───── STORED DATA

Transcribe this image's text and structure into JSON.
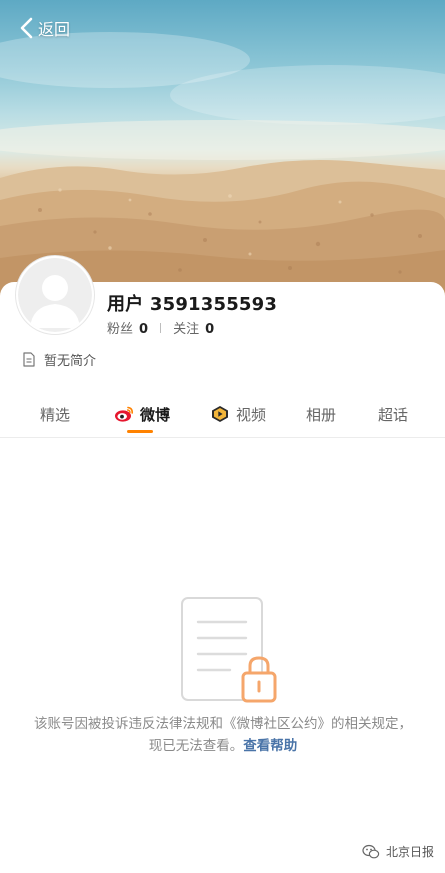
{
  "header": {
    "back_label": "返回",
    "back_icon": "chevron-left-icon"
  },
  "profile": {
    "username": "用户 3591355593",
    "followers_label": "粉丝",
    "followers_count": "0",
    "following_label": "关注",
    "following_count": "0",
    "bio": "暂无简介"
  },
  "tabs": [
    {
      "label": "精选",
      "icon": ""
    },
    {
      "label": "微博",
      "icon": "weibo-logo-icon",
      "active": true
    },
    {
      "label": "视频",
      "icon": "video-icon"
    },
    {
      "label": "相册",
      "icon": ""
    },
    {
      "label": "超话",
      "icon": ""
    }
  ],
  "empty_state": {
    "message": "该账号因被投诉违反法律法规和《微博社区公约》的相关规定，现已无法查看。",
    "help_link": "查看帮助"
  },
  "watermark": {
    "text": "北京日报"
  },
  "colors": {
    "accent": "#ff8200",
    "link": "#4a74a8",
    "lock": "#f5a66b"
  }
}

──────────

__AIM__: Retype every entry verbatim and exclude the pictures from the copy.

__EXERCISE OUTPUT__:
Transcribe this image's text and structure into JSON.
{
  "header": {
    "back_label": "返回",
    "back_icon": "chevron-left-icon"
  },
  "profile": {
    "username": "用户 3591355593",
    "followers_label": "粉丝",
    "followers_count": "0",
    "following_label": "关注",
    "following_count": "0",
    "bio": "暂无简介"
  },
  "tabs": [
    {
      "label": "精选",
      "icon": ""
    },
    {
      "label": "微博",
      "icon": "weibo-logo-icon",
      "active": true
    },
    {
      "label": "视频",
      "icon": "video-icon"
    },
    {
      "label": "相册",
      "icon": ""
    },
    {
      "label": "超话",
      "icon": ""
    }
  ],
  "empty_state": {
    "message": "该账号因被投诉违反法律法规和《微博社区公约》的相关规定，现已无法查看。",
    "help_link": "查看帮助"
  },
  "watermark": {
    "text": "北京日报"
  },
  "colors": {
    "accent": "#ff8200",
    "link": "#4a74a8",
    "lock": "#f5a66b"
  }
}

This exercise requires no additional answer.